> Problem to solve
Write the entries below out again exactly; any picture in them stays out.

> Dataset excerpt
::::

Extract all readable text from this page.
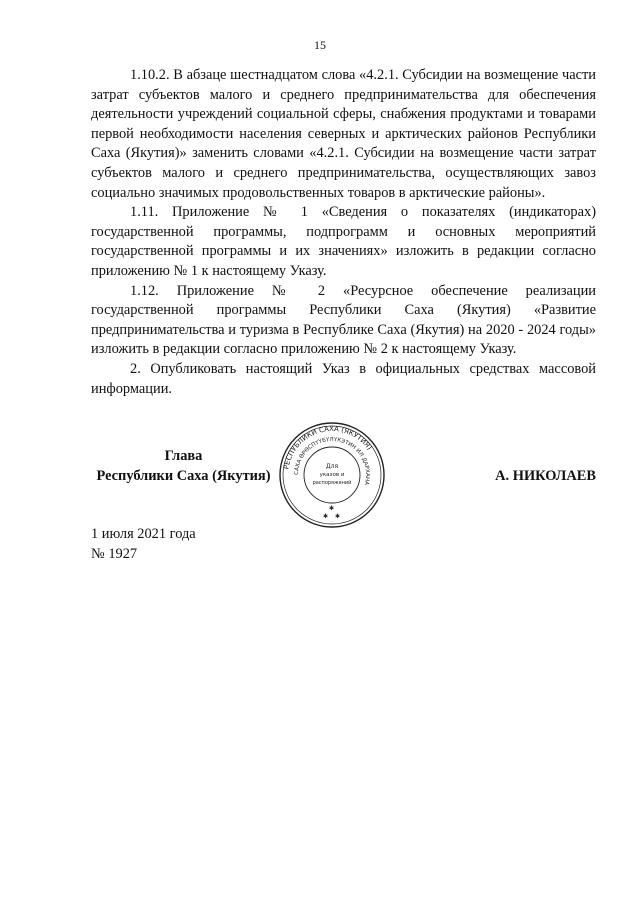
15

1.10.2. В абзаце шестнадцатом слова «4.2.1. Субсидии на возмещение части затрат субъектов малого и среднего предпринимательства для обеспечения деятельности учреждений социальной сферы, снабжения продуктами и товарами первой необходимости населения северных и арктических районов Республики Саха (Якутия)» заменить словами «4.2.1. Субсидии на возмещение части затрат субъектов малого и среднего предпринимательства, осуществляющих завоз социально значимых продовольственных товаров в арктические районы».

1.11. Приложение № 1 «Сведения о показателях (индикаторах) государственной программы, подпрограмм и основных мероприятий государственной программы и их значениях» изложить в редакции согласно приложению № 1 к настоящему Указу.

1.12. Приложение № 2 «Ресурсное обеспечение реализации государственной программы Республики Саха (Якутия) «Развитие предпринимательства и туризма в Республике Саха (Якутия) на 2020 - 2024 годы» изложить в редакции согласно приложению № 2 к настоящему Указу.

2. Опубликовать настоящий Указ в официальных средствах массовой информации.

Глава
Республики Саха (Якутия)
РЕСПУБЛИКИ САХА (ЯКУТИЯ)
САХА ӨРӨСПҮҮБҮЛҮКЭТИН ИЛ ДАРХАНА
Для
указов и
распоряжений
✱ ✱
✱
А. НИКОЛАЕВ
1 июля 2021 года
№ 1927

::::

> Response
Extract all readable text from this page.
15

1.10.2. В абзаце шестнадцатом слова «4.2.1. Субсидии на возмещение части затрат субъектов малого и среднего предпринимательства для обеспечения деятельности учреждений социальной сферы, снабжения продуктами и товарами первой необходимости населения северных и арктических районов Республики Саха (Якутия)» заменить словами «4.2.1. Субсидии на возмещение части затрат субъектов малого и среднего предпринимательства, осуществляющих завоз социально значимых продовольственных товаров в арктические районы».

1.11. Приложение № 1 «Сведения о показателях (индикаторах) государственной программы, подпрограмм и основных мероприятий государственной программы и их значениях» изложить в редакции согласно приложению № 1 к настоящему Указу.

1.12. Приложение № 2 «Ресурсное обеспечение реализации государственной программы Республики Саха (Якутия) «Развитие предпринимательства и туризма в Республике Саха (Якутия) на 2020 - 2024 годы» изложить в редакции согласно приложению № 2 к настоящему Указу.

2. Опубликовать настоящий Указ в официальных средствах массовой информации.

Глава
Республики Саха (Якутия)
РЕСПУБЛИКИ САХА (ЯКУТИЯ)
САХА ӨРӨСПҮҮБҮЛҮКЭТИН ИЛ ДАРХАНА
Для
указов и
распоряжений
✱ ✱
✱
А. НИКОЛАЕВ
1 июля 2021 года
№ 1927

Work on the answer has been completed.